Text under study:
^^^^^^^^
Good question. I'll have to reply with that somewhat worn, though appropriate phrase: ''It depends on your personal circumstances.'' Here's what I mean.

If you happen to have, for example, a financial reserve saved up that allows you to job hunt without panicking for the next three to five months, then this will go a long way to giving you a chance of sticking with your current plan successfully. Because the moment you start worrying about money, you begin to make yourself vulnerable to a number of less-than-ideal temptations, such as:
  • jumping at the first job offer that comes along, even if you sense that you won't last there long for whatever reasons.
  • failing to negotiate your job offer to everyone's best advantage.
  • accepting a pay cut, reduced title or unfavourable work conditions unnecessarily.
  • feeling desperate instead of coming from a place of relative self-confidence.
  • cutting back on your lifestyle before you may have to, which can make you feel worse about yourself and situation than need be.

I advise all my clients to contact a professional, unbiased financial planner at the start of their work search. This way they can plan for the maximum number of months possible that will allow them to find work without rushing unduly. It also means they can try to maintain their usual lifestyle for as long as they can, if they choose to do so. I also recommend that people re-visit their financial plan at the three month point in their job search. If it looks like it might take twice as long to find work as they'd initially budgeted for, it may be time to start considering some cut backs in unnecessary spending (even going out to restaurants less and reducing smoking, alcohol etc. can make a difference over a period of months).

For a job that pays around $70,000 a year, you should probably figure on it taking anywhere from three to seven months in total to find an acceptable position. Some people find this kind of job within a month (very rarely). Sometimes it can take nine months to a year, depending on things like where you live, your track record, the reason you left your previous job, your physical and mental health, etc.

Though I will unfortunately confirm a point you made above: employers tend to look more dimly on people who have not found work within a reasonable amount of time. I say ''reasonable'' because it's such a subjective word. If you can give a solid explanation for taking longer to find a job, such as the fact you've been re-training and upgrading your skills (see my article on explaining why it's taking so long to find work), you may have no problem whatsoever.
^^^^^^^^
Page layout parsing data
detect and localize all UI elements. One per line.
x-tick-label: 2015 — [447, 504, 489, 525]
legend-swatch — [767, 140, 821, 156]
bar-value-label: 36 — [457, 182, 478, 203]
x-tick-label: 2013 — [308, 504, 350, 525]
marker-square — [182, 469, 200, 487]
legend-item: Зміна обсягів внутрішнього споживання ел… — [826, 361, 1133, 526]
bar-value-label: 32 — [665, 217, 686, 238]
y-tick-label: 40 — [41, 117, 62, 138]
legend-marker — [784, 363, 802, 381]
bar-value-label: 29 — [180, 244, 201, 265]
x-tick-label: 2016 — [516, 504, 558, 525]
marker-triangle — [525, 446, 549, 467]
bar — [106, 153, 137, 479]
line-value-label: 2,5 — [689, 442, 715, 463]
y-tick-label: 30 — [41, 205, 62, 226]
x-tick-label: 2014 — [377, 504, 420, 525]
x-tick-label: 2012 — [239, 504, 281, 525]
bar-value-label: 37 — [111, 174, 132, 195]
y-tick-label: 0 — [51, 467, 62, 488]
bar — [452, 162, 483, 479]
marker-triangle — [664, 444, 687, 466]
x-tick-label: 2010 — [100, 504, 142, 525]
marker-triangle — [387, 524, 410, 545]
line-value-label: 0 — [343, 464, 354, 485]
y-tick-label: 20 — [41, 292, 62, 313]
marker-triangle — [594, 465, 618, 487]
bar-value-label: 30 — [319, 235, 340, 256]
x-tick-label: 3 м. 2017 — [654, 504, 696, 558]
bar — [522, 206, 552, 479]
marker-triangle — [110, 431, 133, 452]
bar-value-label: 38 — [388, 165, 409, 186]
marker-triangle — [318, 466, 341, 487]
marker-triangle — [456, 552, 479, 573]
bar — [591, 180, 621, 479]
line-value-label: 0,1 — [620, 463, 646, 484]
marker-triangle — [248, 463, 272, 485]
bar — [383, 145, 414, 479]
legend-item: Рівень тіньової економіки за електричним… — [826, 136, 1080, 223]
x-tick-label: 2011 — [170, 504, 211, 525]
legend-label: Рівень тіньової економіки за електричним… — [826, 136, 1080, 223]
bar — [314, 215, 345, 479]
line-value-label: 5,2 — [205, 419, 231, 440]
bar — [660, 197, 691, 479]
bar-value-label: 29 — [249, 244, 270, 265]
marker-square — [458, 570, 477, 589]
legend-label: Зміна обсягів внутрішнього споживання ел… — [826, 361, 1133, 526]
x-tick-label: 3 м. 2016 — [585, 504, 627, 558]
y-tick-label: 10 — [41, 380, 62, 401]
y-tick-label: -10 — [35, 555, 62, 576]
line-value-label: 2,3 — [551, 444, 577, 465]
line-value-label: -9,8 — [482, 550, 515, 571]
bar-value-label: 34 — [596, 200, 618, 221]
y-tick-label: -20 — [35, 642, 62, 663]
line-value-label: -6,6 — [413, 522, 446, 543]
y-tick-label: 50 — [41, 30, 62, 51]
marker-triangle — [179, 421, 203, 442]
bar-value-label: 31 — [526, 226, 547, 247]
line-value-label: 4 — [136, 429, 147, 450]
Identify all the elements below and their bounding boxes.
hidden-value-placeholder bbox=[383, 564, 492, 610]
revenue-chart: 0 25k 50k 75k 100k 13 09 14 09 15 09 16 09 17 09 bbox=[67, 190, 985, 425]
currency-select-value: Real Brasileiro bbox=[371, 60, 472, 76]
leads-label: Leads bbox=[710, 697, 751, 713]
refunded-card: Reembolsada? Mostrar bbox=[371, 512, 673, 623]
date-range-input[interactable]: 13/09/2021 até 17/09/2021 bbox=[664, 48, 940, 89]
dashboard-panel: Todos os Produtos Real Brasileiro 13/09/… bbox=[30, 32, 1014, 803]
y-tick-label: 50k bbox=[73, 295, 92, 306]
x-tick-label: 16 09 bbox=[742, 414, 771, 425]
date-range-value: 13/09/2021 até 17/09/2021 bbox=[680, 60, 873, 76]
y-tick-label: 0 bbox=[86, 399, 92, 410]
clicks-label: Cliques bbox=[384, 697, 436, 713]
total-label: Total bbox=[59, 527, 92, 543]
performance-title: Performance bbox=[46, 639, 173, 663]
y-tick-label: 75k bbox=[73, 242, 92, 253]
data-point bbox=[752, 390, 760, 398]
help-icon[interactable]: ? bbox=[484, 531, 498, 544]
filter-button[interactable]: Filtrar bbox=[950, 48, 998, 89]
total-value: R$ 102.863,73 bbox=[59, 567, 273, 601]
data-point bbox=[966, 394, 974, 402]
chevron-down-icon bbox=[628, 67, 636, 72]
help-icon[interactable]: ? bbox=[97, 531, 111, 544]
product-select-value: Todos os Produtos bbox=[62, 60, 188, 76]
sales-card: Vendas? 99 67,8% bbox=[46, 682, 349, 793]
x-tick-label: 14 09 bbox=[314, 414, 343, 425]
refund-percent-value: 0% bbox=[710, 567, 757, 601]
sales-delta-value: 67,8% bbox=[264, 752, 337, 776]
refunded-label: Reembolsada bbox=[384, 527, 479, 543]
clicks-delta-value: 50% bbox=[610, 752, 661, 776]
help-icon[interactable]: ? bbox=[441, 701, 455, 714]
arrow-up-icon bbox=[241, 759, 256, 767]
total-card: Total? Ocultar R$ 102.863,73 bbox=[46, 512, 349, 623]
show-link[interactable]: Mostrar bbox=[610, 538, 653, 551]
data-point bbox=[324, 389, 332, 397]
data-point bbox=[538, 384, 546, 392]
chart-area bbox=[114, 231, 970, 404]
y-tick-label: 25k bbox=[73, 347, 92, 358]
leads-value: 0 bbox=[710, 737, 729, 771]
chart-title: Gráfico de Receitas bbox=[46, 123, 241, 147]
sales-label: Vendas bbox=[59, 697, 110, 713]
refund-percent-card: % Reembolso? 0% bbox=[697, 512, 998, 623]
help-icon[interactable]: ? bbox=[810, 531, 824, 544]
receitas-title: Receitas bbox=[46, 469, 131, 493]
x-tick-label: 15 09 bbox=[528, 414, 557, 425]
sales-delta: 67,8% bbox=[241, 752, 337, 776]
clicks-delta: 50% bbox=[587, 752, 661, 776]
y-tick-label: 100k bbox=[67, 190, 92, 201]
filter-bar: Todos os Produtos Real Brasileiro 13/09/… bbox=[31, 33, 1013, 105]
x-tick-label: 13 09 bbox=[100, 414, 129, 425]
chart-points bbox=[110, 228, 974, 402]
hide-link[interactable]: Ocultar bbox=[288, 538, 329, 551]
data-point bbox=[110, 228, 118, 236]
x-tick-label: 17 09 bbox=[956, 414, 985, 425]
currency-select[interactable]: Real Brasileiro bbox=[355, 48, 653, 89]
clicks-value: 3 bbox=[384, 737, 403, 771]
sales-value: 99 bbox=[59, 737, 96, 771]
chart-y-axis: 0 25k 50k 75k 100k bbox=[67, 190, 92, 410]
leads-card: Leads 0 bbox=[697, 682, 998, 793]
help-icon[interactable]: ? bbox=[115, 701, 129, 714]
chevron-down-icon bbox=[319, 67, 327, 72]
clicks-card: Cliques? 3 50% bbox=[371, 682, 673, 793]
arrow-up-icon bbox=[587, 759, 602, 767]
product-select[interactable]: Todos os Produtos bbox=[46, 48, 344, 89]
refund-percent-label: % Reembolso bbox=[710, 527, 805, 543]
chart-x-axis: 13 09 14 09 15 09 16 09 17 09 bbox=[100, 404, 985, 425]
^^^^^^^^
Work request A:
According to the job search text, about how long should someone expect to take to find an acceptable job that pays around $70,000 a year?
Work request B:
In the job search text, condense the paragraph beginning "I advise all my clients" into a shorter version that keeps its main facts.
Work request C:
Continue the job search text, starting after its final sentence.

Exercise result A:
Anywhere from three to seven months in total.

Exercise result B:
Job seekers should contact a professional, unbiased financial planner when they begin their search. The planner can help them plan for as many months as possible, so they can find work without rushing and keep their usual lifestyle as long as they choose. They should review the plan at the three-month mark. If the search looks likely to take twice as long as budgeted, they may need to cut unnecessary spending, such as eating out, smoking or drinking.

Exercise result C:
Which leads back to your initial question, should you start to lower your expectations now that you've been out there seeking employment for four months, having secured only a couple of job interviews? This depends on some of the following factors:
  • How active is the marketplace in terms of jobs for people with your background, experience and education?
  • Are you willing to move in order to be where the most opportunities for someone like you are?
  • Do you already have a number of job interviews lined up, and are you waiting to hear back from those you've been on?
  • Are there people you know who could hire you, and have they told you that something will be coming up shortly?
  • Can your nerves survive the uncertainty and anxiety that normally accompany a drawn-out work search?
  • Are there ''survival jobs'' readily available that you can take while continuing to look for the work you really want, if necessary?

A main problem with lowering your expectations and accepting a job that's beneath you is that, six months from now, you are likelier to be unhappy, your performance at work could therefore suffer, and you might find yourself seeking another job anyway. But if your only solution is to take what you can get, you'll have to adjust your mindset so that you don't sabotage your own efforts in the position that you have accepted. Otherwise, take it and embark on a ''stealth job hunt,'' except it'll be tougher to explain to future employers why you bailed on one job you'd committed to, just to hop to another. It can make you look like you aren't very loyal.

In the meantime, take a few moments and conduct an assessment on whether you are currently maximizing your work search approaches. It could be that you need to tweak your efforts or shift some of your time and energies to more productive routines.